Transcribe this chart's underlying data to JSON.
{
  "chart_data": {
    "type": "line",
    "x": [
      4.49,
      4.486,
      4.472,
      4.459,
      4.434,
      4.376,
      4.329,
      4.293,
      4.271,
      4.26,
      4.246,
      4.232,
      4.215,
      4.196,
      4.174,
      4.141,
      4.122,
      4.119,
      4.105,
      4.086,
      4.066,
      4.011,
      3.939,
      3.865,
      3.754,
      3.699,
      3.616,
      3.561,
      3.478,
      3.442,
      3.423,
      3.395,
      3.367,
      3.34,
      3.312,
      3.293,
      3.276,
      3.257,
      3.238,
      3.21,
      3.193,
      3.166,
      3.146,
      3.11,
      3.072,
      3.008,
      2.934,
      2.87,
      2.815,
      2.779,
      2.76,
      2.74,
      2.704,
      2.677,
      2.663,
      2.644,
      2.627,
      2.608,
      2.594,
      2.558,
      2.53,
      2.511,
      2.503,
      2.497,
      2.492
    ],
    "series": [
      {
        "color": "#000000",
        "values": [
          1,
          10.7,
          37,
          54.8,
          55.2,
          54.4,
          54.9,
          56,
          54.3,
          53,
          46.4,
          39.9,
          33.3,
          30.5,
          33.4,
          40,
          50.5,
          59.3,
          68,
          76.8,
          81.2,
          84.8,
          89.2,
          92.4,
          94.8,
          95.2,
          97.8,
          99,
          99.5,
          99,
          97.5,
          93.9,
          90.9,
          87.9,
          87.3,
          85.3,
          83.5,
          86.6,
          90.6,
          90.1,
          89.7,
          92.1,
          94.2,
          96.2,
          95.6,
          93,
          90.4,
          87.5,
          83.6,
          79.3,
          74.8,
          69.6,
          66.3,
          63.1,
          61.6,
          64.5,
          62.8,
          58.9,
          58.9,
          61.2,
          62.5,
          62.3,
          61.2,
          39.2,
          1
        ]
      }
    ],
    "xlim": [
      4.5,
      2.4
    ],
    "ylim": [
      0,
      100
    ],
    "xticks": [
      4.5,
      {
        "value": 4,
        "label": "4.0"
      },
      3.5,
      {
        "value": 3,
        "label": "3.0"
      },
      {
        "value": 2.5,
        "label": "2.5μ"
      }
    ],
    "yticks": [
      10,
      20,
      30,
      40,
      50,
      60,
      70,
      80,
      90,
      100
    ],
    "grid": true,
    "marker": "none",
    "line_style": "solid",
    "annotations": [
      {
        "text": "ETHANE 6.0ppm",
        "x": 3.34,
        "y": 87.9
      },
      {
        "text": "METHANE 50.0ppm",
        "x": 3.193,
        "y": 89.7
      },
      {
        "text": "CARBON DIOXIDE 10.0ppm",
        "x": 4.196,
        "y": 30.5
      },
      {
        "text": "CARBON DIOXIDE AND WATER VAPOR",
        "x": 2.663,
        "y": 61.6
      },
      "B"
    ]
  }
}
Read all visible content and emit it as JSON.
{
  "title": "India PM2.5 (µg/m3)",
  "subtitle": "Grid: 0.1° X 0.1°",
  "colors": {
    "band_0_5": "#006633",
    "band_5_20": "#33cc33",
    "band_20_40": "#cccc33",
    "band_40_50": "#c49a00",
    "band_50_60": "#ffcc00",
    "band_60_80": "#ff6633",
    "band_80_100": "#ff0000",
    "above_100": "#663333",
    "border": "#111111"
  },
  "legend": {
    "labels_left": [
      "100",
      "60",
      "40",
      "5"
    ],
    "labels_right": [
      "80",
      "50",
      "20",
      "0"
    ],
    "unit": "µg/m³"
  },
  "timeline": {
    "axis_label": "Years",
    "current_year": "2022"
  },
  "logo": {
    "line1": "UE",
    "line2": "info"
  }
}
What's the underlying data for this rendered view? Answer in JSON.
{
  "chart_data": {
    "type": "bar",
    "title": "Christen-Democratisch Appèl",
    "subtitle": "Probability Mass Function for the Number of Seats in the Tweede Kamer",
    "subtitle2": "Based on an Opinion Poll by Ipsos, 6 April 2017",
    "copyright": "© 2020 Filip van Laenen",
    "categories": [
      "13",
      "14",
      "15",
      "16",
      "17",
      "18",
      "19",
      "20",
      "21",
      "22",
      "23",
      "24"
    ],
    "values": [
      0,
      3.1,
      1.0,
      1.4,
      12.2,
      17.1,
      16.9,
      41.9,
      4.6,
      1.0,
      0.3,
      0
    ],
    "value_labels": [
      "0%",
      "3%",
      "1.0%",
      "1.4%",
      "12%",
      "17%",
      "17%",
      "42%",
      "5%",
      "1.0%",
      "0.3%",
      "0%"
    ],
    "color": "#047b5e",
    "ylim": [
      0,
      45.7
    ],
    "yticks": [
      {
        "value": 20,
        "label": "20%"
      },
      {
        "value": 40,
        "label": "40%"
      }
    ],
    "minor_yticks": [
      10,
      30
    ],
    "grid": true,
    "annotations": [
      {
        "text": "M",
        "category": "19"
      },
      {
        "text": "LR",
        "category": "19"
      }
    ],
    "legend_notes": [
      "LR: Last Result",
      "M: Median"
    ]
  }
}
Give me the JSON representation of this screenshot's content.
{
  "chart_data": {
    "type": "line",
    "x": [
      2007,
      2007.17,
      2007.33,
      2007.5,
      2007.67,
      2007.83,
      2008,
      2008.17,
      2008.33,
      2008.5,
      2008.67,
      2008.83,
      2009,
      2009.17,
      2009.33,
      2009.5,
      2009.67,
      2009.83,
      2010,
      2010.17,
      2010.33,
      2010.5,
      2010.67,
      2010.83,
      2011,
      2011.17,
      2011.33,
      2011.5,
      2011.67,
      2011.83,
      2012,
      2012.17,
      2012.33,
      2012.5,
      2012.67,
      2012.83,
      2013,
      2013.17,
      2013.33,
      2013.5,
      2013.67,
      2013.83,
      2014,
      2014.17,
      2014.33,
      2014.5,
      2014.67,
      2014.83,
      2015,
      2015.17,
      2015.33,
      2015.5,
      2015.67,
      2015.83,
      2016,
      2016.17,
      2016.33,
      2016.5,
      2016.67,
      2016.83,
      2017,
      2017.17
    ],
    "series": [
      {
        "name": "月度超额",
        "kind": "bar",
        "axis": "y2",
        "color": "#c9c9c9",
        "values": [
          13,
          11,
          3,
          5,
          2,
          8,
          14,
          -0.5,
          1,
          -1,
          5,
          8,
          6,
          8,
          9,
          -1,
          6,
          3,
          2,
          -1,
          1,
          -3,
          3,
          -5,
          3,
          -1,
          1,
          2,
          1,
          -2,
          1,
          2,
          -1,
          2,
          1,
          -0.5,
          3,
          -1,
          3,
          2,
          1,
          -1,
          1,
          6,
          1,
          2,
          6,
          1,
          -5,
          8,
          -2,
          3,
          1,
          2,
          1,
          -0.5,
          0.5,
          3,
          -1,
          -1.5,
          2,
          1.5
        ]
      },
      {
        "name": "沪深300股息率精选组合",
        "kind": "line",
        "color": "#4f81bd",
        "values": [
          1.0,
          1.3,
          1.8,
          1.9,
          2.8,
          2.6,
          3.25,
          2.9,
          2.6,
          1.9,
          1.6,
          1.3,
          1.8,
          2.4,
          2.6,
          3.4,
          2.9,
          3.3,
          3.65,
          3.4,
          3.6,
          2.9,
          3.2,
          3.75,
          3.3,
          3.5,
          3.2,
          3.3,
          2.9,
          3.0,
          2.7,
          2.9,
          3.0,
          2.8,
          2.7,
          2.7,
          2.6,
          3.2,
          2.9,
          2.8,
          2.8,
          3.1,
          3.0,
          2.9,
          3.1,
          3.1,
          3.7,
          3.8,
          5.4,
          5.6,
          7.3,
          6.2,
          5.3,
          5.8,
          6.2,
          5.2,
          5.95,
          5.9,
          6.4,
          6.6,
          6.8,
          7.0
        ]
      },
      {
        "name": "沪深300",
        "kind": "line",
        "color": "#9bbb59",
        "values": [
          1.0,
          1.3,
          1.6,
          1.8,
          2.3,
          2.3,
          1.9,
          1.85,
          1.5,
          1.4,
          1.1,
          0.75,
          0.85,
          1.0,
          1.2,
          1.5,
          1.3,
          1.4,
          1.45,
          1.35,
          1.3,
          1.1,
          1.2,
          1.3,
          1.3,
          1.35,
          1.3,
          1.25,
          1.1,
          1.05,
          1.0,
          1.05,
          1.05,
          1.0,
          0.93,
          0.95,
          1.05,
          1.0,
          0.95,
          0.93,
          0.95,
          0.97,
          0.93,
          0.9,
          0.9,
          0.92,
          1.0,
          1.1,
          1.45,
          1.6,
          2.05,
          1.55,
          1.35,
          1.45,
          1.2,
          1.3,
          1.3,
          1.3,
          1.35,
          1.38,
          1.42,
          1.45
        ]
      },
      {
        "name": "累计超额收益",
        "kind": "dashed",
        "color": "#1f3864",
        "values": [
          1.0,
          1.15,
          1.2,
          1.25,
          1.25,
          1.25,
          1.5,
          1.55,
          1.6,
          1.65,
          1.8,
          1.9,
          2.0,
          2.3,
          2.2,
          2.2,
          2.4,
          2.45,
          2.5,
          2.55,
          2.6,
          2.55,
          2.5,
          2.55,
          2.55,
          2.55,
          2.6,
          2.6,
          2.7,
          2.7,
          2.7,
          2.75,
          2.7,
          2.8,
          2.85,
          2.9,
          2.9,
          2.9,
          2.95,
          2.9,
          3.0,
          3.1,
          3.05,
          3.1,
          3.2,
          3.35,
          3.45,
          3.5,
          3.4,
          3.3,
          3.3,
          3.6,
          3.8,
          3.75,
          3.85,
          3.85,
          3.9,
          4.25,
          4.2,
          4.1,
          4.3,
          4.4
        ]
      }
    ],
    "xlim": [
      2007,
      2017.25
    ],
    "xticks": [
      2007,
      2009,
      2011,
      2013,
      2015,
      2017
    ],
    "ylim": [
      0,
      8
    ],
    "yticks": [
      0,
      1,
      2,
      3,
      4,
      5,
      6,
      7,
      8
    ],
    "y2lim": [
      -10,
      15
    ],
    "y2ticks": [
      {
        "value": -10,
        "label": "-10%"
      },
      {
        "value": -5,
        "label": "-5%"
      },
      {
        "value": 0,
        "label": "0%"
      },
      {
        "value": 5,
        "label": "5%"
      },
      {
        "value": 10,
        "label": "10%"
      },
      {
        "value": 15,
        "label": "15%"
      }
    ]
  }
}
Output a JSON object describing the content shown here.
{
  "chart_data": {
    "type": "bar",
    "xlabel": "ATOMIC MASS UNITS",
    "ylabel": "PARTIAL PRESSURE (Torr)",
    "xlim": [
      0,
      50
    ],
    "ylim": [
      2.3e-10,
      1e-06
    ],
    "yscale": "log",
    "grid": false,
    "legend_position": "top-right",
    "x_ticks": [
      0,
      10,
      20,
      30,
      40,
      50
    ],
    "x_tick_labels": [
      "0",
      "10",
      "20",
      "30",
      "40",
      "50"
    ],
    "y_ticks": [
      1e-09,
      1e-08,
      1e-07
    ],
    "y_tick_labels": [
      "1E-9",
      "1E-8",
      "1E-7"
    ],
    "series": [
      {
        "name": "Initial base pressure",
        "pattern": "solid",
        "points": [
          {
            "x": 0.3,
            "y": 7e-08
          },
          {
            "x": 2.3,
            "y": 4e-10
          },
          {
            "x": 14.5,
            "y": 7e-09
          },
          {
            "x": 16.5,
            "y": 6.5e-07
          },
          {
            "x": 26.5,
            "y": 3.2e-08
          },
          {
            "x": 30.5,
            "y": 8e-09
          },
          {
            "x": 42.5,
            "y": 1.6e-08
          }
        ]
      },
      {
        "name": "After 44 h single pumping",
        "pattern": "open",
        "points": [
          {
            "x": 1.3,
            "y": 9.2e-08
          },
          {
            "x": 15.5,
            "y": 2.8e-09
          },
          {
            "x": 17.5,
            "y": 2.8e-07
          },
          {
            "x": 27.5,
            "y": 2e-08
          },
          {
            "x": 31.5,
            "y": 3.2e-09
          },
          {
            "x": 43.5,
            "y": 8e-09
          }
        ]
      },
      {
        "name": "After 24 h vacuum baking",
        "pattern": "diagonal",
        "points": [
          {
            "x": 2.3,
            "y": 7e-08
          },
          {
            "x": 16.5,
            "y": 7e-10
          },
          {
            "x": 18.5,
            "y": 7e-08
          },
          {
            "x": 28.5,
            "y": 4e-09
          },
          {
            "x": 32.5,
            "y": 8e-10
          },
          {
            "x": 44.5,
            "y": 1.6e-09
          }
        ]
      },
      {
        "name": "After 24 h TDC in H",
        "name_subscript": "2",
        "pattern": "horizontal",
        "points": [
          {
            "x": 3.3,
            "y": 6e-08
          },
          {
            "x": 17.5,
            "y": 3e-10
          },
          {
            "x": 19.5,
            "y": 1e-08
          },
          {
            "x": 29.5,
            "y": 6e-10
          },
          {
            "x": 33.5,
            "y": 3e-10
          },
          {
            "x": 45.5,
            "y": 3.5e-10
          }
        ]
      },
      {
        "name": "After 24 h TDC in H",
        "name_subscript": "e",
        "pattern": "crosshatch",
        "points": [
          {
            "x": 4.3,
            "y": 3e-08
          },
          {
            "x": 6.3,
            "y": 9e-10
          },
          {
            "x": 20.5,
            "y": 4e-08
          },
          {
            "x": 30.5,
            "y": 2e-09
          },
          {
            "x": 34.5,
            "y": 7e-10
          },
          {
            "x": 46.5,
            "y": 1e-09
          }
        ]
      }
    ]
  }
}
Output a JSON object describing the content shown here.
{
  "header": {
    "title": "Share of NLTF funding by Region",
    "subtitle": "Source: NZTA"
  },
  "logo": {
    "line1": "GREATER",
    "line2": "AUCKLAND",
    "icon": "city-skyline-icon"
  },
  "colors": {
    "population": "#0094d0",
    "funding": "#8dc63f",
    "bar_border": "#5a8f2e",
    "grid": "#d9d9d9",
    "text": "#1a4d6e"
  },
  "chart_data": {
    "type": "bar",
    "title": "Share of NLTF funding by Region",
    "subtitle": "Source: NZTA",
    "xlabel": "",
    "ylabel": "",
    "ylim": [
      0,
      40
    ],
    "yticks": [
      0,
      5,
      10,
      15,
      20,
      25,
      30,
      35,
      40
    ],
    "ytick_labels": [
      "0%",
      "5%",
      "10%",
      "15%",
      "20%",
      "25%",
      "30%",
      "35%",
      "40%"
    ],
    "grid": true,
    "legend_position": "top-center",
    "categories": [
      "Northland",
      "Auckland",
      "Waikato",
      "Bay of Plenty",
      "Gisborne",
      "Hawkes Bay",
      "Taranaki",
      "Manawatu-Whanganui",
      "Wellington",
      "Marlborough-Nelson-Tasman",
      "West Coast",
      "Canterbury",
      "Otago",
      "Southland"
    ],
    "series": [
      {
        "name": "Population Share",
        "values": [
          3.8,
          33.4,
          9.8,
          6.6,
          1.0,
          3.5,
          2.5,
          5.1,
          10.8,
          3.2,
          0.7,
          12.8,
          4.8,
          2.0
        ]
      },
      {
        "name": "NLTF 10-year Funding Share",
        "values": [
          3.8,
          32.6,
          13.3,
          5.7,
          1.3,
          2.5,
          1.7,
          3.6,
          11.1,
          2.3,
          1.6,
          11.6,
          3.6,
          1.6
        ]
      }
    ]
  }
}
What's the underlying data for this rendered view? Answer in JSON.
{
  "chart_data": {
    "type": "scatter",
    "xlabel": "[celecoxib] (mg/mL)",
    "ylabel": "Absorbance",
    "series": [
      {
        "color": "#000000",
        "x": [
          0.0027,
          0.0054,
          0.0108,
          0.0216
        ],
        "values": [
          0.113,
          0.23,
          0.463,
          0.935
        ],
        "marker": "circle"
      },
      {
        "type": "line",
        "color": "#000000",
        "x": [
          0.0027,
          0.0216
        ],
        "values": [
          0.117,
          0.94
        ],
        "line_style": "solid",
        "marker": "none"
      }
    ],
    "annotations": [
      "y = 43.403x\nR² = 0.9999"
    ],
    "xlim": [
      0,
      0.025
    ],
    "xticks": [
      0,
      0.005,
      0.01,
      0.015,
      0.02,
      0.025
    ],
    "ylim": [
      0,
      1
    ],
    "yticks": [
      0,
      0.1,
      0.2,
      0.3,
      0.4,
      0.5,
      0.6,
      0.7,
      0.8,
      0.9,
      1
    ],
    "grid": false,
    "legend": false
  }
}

_Request_. Using the records above, select and copy every line that has the word "pattern".

_Answer to this exercise_.
        "pattern": "solid",
        "pattern": "open",
        "pattern": "diagonal",
        "pattern": "horizontal",
        "pattern": "crosshatch",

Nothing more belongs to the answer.